┌──
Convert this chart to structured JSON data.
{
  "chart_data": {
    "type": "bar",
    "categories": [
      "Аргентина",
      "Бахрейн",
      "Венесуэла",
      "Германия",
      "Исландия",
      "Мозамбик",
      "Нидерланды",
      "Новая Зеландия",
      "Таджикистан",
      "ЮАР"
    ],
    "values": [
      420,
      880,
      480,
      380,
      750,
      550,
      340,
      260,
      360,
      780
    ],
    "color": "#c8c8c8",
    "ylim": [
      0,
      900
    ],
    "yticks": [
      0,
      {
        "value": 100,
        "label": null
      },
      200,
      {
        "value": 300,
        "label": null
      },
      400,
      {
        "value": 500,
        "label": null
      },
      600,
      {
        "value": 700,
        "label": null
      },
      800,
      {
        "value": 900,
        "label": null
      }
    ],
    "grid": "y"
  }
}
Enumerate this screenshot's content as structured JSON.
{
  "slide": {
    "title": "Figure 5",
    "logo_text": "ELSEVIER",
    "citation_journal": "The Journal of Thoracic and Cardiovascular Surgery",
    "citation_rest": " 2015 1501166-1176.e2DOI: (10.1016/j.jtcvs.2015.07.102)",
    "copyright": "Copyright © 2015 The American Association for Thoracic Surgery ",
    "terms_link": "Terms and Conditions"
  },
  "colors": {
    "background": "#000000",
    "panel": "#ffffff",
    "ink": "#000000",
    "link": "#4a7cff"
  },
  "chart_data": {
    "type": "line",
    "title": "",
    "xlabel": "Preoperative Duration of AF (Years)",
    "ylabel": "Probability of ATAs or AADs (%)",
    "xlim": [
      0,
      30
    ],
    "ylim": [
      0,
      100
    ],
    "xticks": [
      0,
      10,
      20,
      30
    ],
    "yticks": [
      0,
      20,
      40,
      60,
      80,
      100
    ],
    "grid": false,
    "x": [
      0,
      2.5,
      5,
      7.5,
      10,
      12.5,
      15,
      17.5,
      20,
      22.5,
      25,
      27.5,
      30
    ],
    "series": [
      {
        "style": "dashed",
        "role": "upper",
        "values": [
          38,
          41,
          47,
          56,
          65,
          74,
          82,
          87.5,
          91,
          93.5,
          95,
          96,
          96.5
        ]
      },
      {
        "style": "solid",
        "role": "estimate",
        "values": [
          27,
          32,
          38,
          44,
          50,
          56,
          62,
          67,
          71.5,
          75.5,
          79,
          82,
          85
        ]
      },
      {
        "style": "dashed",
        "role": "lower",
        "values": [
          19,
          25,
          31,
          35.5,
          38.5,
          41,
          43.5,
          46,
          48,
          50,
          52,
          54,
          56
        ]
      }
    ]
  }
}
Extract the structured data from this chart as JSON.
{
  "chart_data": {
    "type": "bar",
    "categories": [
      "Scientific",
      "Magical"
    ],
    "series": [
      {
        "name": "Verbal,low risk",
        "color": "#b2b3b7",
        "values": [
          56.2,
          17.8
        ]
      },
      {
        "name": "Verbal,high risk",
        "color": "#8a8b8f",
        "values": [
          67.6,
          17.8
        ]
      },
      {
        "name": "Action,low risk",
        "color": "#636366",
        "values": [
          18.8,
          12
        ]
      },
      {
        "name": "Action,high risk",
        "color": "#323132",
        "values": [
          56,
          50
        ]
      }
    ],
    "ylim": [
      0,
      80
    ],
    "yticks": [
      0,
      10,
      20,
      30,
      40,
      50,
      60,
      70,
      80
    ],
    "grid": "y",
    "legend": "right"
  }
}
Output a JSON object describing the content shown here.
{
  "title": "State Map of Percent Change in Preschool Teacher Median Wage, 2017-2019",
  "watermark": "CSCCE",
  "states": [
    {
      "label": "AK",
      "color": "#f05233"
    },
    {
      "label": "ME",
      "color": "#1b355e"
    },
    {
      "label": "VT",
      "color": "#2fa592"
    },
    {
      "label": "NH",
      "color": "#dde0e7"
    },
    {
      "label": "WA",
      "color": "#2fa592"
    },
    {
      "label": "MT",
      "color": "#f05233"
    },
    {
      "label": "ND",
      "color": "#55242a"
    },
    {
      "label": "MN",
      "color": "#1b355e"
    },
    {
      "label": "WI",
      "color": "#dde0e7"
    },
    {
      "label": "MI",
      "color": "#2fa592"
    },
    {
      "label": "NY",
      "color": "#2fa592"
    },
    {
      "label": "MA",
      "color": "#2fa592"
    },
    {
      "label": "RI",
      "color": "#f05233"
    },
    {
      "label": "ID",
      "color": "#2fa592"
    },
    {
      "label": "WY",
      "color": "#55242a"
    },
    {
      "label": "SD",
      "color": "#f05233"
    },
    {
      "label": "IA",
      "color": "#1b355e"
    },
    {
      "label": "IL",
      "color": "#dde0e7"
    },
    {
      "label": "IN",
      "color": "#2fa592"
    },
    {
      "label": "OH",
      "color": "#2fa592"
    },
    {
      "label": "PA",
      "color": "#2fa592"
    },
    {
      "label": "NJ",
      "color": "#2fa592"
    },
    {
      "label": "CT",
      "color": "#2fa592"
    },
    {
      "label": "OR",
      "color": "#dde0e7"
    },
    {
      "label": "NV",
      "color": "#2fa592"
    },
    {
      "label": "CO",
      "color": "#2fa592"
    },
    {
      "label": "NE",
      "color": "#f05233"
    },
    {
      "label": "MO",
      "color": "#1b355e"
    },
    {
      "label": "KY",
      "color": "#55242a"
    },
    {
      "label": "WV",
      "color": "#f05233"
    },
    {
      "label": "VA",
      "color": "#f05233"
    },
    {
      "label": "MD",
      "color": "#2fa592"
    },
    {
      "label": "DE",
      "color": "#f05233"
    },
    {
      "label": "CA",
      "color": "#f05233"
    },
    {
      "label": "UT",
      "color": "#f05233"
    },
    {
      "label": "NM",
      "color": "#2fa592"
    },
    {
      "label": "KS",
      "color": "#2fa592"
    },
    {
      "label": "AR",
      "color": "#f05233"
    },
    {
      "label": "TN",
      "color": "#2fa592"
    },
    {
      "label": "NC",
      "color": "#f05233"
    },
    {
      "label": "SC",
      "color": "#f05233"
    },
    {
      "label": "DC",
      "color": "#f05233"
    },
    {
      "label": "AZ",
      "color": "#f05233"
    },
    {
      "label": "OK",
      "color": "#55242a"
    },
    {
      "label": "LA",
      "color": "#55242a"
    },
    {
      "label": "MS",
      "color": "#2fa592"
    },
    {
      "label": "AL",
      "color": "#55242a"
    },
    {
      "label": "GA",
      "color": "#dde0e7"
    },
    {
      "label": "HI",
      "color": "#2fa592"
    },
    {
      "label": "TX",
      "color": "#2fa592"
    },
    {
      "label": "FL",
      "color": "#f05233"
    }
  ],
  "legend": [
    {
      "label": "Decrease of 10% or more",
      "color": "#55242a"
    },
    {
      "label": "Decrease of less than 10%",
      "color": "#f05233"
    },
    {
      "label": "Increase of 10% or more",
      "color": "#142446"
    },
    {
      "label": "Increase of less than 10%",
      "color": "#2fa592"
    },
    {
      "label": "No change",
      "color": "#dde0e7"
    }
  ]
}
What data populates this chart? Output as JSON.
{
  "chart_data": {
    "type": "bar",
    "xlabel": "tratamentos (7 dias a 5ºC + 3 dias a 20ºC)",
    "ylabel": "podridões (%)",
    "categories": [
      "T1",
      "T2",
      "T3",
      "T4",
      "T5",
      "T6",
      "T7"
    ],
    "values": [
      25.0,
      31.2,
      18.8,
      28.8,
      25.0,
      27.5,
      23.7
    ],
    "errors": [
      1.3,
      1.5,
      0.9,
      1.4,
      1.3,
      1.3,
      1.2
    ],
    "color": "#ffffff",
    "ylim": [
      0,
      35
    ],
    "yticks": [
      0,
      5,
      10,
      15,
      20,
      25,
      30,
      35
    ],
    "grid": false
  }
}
└──
• _WHAT YOU WILL DO_
Check each line above for the word "name", and copy the lines where it appears.

• _IN RESPONSE_
        "name": "Verbal,low risk",
        "name": "Verbal,high risk",
        "name": "Action,low risk",
        "name": "Action,high risk",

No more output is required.